Check each line of the records for "Likv"; collect those that have it.

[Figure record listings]
--- start ---

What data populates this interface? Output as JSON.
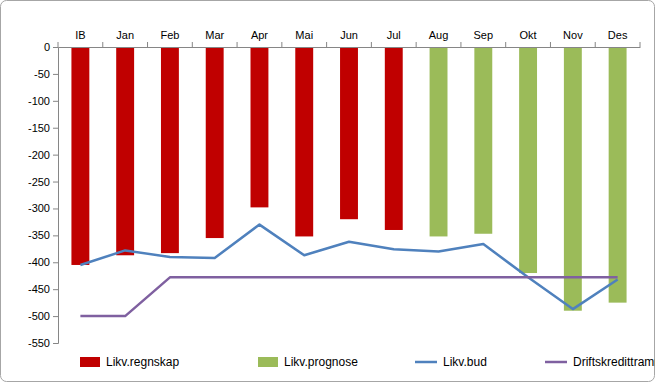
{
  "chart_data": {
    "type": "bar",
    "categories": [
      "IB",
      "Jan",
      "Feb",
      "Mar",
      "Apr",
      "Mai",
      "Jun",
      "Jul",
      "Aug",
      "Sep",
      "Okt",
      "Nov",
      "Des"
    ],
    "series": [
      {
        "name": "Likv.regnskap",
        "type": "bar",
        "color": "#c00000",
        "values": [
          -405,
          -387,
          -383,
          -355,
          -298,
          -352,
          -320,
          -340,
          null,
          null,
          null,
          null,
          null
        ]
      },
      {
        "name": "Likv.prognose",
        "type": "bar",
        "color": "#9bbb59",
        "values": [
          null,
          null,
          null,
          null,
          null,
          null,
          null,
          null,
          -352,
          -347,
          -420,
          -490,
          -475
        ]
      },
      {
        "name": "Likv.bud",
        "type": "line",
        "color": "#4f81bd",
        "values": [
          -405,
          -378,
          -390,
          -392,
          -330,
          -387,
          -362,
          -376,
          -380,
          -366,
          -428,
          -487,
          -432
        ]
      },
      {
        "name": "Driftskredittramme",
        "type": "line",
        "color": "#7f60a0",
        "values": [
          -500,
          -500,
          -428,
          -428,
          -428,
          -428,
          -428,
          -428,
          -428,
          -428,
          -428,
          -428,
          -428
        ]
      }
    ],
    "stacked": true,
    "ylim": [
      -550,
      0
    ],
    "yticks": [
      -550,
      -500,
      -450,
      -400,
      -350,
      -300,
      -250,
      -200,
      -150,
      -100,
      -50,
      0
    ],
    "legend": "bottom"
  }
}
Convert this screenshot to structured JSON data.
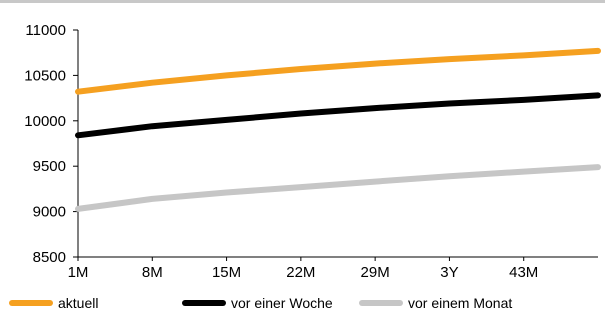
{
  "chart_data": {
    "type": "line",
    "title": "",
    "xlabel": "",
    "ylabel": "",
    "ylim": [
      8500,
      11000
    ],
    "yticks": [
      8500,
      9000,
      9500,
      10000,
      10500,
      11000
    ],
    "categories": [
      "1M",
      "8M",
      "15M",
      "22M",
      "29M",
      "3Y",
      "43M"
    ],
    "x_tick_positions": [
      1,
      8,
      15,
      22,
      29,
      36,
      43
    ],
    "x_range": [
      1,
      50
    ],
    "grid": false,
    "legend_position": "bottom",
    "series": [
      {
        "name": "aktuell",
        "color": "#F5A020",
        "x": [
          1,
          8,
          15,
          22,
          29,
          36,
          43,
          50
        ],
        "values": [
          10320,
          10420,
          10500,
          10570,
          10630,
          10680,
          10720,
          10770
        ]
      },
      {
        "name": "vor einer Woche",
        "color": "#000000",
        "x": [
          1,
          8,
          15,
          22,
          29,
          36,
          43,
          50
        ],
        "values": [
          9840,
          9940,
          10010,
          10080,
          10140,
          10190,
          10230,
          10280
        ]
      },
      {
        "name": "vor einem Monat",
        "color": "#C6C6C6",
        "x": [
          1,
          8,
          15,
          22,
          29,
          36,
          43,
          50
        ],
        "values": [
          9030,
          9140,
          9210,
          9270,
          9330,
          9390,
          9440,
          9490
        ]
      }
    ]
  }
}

--- end ---

• TASK OUTPUT:
        "name": "Likv.regnskap",
        "name": "Likv.prognose",
        "name": "Likv.bud",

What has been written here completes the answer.